**Task statement:** Scan the records for the string "expression"; copy each line where it occurs.

[Figure record listings]
::::::

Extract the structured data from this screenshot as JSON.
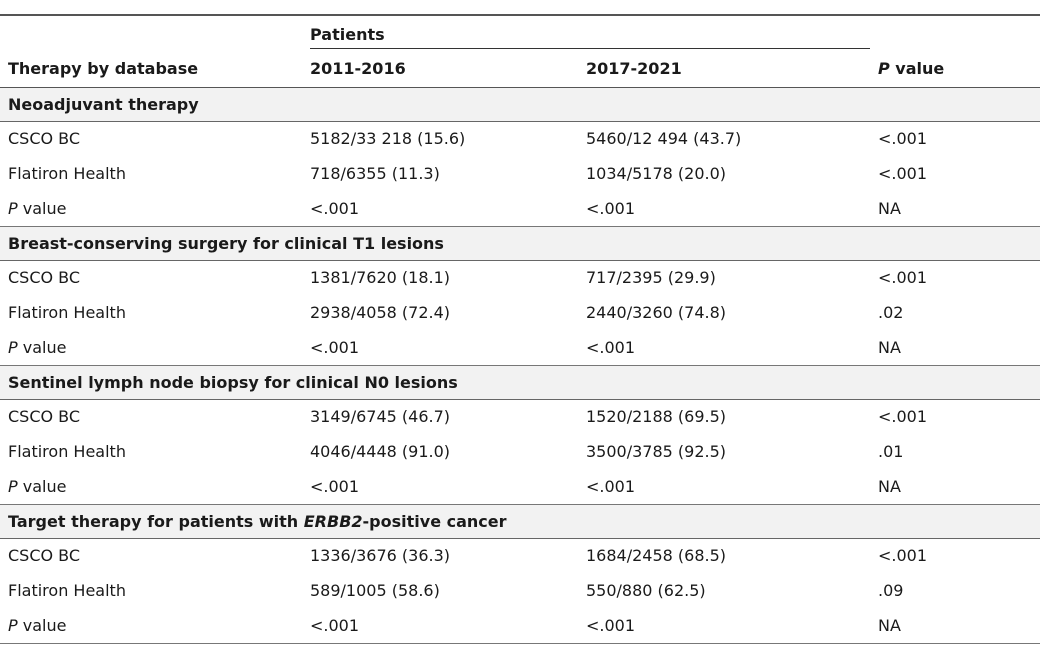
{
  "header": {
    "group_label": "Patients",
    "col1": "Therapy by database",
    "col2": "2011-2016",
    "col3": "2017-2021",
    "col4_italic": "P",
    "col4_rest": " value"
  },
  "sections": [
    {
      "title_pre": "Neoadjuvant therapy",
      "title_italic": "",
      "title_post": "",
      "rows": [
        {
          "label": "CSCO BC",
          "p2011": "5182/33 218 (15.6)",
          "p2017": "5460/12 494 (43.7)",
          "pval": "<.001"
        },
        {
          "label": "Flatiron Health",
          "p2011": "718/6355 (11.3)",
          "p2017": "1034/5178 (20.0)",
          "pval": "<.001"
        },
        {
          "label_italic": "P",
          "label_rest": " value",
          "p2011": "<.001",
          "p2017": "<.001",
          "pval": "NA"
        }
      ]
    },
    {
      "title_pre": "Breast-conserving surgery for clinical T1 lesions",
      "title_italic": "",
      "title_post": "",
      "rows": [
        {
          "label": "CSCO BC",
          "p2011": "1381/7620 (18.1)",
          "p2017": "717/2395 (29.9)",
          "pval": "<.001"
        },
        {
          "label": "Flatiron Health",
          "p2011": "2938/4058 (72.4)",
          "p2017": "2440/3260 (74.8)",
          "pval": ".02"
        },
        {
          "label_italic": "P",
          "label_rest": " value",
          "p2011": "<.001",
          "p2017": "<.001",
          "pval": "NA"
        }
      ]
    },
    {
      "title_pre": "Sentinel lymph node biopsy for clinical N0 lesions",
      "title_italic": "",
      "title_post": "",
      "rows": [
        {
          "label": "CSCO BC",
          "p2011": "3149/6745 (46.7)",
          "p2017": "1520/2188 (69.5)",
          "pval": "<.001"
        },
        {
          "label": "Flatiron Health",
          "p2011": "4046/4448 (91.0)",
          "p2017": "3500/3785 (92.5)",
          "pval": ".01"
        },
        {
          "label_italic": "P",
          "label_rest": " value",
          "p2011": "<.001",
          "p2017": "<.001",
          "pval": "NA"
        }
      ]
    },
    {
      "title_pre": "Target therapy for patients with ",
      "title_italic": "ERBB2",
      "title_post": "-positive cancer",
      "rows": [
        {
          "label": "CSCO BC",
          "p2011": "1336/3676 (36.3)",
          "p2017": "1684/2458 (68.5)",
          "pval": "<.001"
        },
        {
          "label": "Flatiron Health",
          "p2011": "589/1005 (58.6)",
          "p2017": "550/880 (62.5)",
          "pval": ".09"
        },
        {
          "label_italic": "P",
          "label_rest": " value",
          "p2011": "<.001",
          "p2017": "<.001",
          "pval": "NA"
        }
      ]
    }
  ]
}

::::::

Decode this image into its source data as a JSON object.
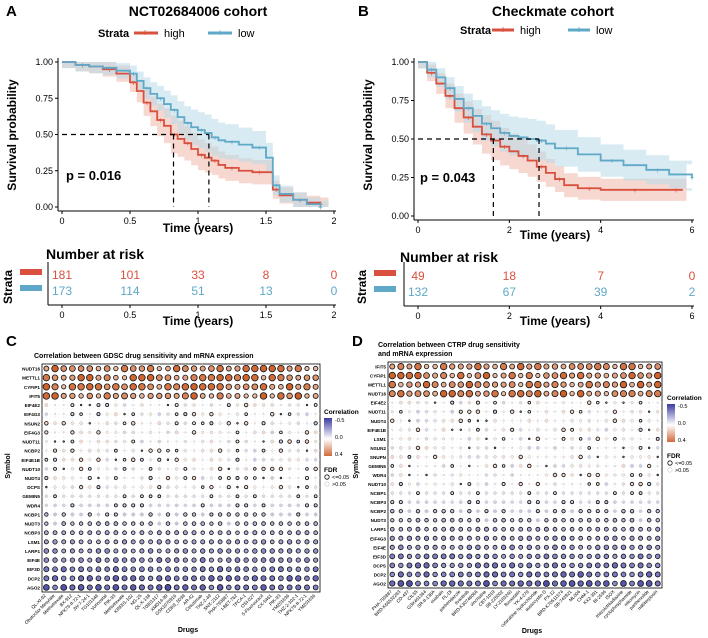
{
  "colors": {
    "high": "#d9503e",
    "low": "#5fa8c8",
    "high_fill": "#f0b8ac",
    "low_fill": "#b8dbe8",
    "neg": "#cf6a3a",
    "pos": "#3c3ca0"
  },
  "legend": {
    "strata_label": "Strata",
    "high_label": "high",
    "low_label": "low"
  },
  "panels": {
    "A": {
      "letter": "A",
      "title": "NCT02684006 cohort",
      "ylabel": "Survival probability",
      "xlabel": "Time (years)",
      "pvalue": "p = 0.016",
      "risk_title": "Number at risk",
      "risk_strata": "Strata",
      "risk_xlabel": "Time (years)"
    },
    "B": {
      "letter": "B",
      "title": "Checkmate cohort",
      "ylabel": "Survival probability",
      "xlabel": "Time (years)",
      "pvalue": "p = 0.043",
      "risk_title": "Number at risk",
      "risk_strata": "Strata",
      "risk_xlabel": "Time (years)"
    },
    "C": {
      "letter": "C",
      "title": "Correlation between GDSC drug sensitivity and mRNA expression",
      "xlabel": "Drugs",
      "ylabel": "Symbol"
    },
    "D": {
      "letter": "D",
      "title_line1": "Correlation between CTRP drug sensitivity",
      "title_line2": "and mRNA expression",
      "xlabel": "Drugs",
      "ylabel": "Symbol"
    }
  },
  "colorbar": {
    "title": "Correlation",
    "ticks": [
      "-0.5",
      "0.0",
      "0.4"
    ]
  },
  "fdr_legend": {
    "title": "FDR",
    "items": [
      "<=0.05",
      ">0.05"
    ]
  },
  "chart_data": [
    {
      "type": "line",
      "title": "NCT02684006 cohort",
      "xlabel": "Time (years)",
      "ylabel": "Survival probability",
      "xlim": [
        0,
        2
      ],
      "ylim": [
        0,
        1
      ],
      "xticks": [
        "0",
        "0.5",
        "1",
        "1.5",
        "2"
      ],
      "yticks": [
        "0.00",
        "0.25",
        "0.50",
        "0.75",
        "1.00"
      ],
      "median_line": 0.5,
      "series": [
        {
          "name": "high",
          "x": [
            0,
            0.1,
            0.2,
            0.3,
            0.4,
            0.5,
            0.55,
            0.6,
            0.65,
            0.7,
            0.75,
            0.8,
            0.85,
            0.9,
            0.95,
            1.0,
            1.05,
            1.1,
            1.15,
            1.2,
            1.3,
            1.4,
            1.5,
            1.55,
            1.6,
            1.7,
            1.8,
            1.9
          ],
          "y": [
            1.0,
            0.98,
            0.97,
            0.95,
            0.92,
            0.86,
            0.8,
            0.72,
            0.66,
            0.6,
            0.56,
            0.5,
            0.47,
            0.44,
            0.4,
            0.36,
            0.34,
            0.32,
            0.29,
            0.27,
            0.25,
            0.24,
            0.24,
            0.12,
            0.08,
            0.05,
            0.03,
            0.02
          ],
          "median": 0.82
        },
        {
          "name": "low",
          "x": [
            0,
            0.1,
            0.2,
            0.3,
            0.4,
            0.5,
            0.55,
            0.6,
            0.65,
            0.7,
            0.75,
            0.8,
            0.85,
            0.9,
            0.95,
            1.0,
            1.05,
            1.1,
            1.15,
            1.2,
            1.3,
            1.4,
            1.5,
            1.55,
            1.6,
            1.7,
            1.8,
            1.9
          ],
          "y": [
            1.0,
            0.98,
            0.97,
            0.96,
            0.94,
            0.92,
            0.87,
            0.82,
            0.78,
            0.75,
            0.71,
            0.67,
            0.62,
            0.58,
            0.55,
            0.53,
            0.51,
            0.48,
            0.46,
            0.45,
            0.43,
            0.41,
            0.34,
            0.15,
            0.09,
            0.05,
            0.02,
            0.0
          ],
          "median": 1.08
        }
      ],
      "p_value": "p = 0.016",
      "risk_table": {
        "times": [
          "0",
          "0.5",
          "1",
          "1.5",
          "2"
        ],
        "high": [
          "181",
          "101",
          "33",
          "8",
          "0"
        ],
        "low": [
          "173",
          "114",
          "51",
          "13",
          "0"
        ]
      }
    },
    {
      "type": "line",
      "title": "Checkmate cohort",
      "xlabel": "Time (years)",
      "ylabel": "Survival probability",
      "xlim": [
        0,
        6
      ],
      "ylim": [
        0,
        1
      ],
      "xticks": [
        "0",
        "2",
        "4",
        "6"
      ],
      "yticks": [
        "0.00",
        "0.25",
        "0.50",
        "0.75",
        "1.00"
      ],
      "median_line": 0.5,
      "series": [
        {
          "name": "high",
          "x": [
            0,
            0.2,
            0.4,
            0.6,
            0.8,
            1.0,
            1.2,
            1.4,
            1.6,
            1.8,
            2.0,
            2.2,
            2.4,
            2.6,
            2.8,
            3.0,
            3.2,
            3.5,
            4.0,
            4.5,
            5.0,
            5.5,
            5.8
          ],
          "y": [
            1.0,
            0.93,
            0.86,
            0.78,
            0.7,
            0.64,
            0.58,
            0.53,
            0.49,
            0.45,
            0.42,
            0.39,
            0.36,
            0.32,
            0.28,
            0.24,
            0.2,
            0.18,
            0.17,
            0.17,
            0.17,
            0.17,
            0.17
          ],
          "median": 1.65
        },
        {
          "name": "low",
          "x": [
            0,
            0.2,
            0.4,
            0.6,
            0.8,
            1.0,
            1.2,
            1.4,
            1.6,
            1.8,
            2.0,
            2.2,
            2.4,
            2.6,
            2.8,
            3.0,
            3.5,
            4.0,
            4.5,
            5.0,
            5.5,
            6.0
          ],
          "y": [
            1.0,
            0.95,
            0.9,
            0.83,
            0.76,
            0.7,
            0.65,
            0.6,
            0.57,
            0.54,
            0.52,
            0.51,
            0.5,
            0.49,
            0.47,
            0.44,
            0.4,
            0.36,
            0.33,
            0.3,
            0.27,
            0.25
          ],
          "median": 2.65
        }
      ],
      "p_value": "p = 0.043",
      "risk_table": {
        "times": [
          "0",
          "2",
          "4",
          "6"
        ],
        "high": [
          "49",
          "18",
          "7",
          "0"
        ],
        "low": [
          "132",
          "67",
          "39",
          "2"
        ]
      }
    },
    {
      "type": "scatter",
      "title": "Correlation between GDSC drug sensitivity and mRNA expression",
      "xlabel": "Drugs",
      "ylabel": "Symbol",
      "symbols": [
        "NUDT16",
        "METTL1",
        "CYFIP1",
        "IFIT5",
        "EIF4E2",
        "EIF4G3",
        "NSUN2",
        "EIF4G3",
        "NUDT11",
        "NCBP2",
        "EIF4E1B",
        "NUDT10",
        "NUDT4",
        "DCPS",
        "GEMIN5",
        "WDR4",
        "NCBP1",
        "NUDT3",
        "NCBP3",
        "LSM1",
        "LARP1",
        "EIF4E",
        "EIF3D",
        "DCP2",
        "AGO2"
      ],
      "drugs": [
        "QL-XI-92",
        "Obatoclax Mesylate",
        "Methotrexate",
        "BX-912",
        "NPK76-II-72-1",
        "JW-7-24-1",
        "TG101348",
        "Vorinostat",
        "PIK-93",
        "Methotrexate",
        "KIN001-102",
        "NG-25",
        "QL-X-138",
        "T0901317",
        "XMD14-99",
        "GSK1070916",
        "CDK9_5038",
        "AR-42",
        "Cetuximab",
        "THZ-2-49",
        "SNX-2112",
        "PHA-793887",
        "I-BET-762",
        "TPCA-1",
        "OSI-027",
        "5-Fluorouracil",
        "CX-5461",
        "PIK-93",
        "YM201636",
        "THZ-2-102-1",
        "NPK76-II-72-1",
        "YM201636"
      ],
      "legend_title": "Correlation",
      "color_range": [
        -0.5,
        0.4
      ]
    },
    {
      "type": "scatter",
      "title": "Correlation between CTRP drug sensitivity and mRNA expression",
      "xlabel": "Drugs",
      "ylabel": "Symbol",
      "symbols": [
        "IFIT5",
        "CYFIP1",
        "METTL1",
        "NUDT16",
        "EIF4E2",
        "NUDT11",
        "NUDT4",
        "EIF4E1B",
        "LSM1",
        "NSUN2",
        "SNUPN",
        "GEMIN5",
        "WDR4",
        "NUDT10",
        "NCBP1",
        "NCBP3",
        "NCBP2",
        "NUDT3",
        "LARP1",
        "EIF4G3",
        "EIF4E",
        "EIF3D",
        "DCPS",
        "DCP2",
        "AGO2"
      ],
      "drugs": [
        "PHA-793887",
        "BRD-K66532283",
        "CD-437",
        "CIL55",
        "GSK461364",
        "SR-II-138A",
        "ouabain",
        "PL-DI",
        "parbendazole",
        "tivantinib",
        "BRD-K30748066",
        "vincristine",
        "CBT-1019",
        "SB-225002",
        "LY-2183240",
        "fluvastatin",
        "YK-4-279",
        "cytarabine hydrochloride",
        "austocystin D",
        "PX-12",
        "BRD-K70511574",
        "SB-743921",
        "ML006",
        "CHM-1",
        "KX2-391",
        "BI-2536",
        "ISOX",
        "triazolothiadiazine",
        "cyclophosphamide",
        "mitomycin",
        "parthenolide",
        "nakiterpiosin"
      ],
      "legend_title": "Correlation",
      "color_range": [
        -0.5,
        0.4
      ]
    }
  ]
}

::::::

**Response:**
      "title": "Correlation between GDSC drug sensitivity and mRNA expression",
      "title_line2": "and mRNA expression",
      "title": "Correlation between GDSC drug sensitivity and mRNA expression",
      "title": "Correlation between CTRP drug sensitivity and mRNA expression",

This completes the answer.